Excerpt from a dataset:
————————
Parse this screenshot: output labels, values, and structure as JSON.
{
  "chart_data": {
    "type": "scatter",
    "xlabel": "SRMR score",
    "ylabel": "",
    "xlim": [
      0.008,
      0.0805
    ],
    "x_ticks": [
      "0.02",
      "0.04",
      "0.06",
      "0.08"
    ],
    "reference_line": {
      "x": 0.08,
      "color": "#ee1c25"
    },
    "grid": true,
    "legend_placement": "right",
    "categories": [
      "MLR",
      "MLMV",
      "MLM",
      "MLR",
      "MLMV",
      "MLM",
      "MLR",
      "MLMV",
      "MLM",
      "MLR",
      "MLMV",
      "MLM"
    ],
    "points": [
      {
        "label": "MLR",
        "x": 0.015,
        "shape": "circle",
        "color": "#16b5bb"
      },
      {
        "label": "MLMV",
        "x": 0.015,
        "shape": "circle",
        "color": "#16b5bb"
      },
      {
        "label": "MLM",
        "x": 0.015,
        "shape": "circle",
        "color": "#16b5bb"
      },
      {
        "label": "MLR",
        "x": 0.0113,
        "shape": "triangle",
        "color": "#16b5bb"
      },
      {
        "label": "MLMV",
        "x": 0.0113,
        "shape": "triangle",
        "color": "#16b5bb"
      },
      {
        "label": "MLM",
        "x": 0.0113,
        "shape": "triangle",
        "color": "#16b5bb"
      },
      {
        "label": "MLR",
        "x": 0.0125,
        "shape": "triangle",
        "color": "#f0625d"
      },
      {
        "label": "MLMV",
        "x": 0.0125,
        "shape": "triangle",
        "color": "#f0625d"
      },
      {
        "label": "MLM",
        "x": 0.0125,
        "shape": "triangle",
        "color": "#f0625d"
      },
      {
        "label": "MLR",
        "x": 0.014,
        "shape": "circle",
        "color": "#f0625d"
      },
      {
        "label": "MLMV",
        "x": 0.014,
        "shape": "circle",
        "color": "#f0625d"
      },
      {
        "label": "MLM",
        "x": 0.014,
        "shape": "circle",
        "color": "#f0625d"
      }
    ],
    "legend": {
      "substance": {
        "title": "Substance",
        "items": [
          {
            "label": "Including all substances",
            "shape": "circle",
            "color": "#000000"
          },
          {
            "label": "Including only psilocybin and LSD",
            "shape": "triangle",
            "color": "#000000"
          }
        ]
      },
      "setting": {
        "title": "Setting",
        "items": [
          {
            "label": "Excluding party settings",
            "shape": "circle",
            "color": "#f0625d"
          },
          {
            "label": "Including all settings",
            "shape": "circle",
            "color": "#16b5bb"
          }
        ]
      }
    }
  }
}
————————
SET PROBLEM: Make an exact copy of the listing, including every line.

FULL SOLUTION:
Parse this screenshot: output labels, values, and structure as JSON.
{
  "chart_data": {
    "type": "scatter",
    "xlabel": "SRMR score",
    "ylabel": "",
    "xlim": [
      0.008,
      0.0805
    ],
    "x_ticks": [
      "0.02",
      "0.04",
      "0.06",
      "0.08"
    ],
    "reference_line": {
      "x": 0.08,
      "color": "#ee1c25"
    },
    "grid": true,
    "legend_placement": "right",
    "categories": [
      "MLR",
      "MLMV",
      "MLM",
      "MLR",
      "MLMV",
      "MLM",
      "MLR",
      "MLMV",
      "MLM",
      "MLR",
      "MLMV",
      "MLM"
    ],
    "points": [
      {
        "label": "MLR",
        "x": 0.015,
        "shape": "circle",
        "color": "#16b5bb"
      },
      {
        "label": "MLMV",
        "x": 0.015,
        "shape": "circle",
        "color": "#16b5bb"
      },
      {
        "label": "MLM",
        "x": 0.015,
        "shape": "circle",
        "color": "#16b5bb"
      },
      {
        "label": "MLR",
        "x": 0.0113,
        "shape": "triangle",
        "color": "#16b5bb"
      },
      {
        "label": "MLMV",
        "x": 0.0113,
        "shape": "triangle",
        "color": "#16b5bb"
      },
      {
        "label": "MLM",
        "x": 0.0113,
        "shape": "triangle",
        "color": "#16b5bb"
      },
      {
        "label": "MLR",
        "x": 0.0125,
        "shape": "triangle",
        "color": "#f0625d"
      },
      {
        "label": "MLMV",
        "x": 0.0125,
        "shape": "triangle",
        "color": "#f0625d"
      },
      {
        "label": "MLM",
        "x": 0.0125,
        "shape": "triangle",
        "color": "#f0625d"
      },
      {
        "label": "MLR",
        "x": 0.014,
        "shape": "circle",
        "color": "#f0625d"
      },
      {
        "label": "MLMV",
        "x": 0.014,
        "shape": "circle",
        "color": "#f0625d"
      },
      {
        "label": "MLM",
        "x": 0.014,
        "shape": "circle",
        "color": "#f0625d"
      }
    ],
    "legend": {
      "substance": {
        "title": "Substance",
        "items": [
          {
            "label": "Including all substances",
            "shape": "circle",
            "color": "#000000"
          },
          {
            "label": "Including only psilocybin and LSD",
            "shape": "triangle",
            "color": "#000000"
          }
        ]
      },
      "setting": {
        "title": "Setting",
        "items": [
          {
            "label": "Excluding party settings",
            "shape": "circle",
            "color": "#f0625d"
          },
          {
            "label": "Including all settings",
            "shape": "circle",
            "color": "#16b5bb"
          }
        ]
      }
    }
  }
}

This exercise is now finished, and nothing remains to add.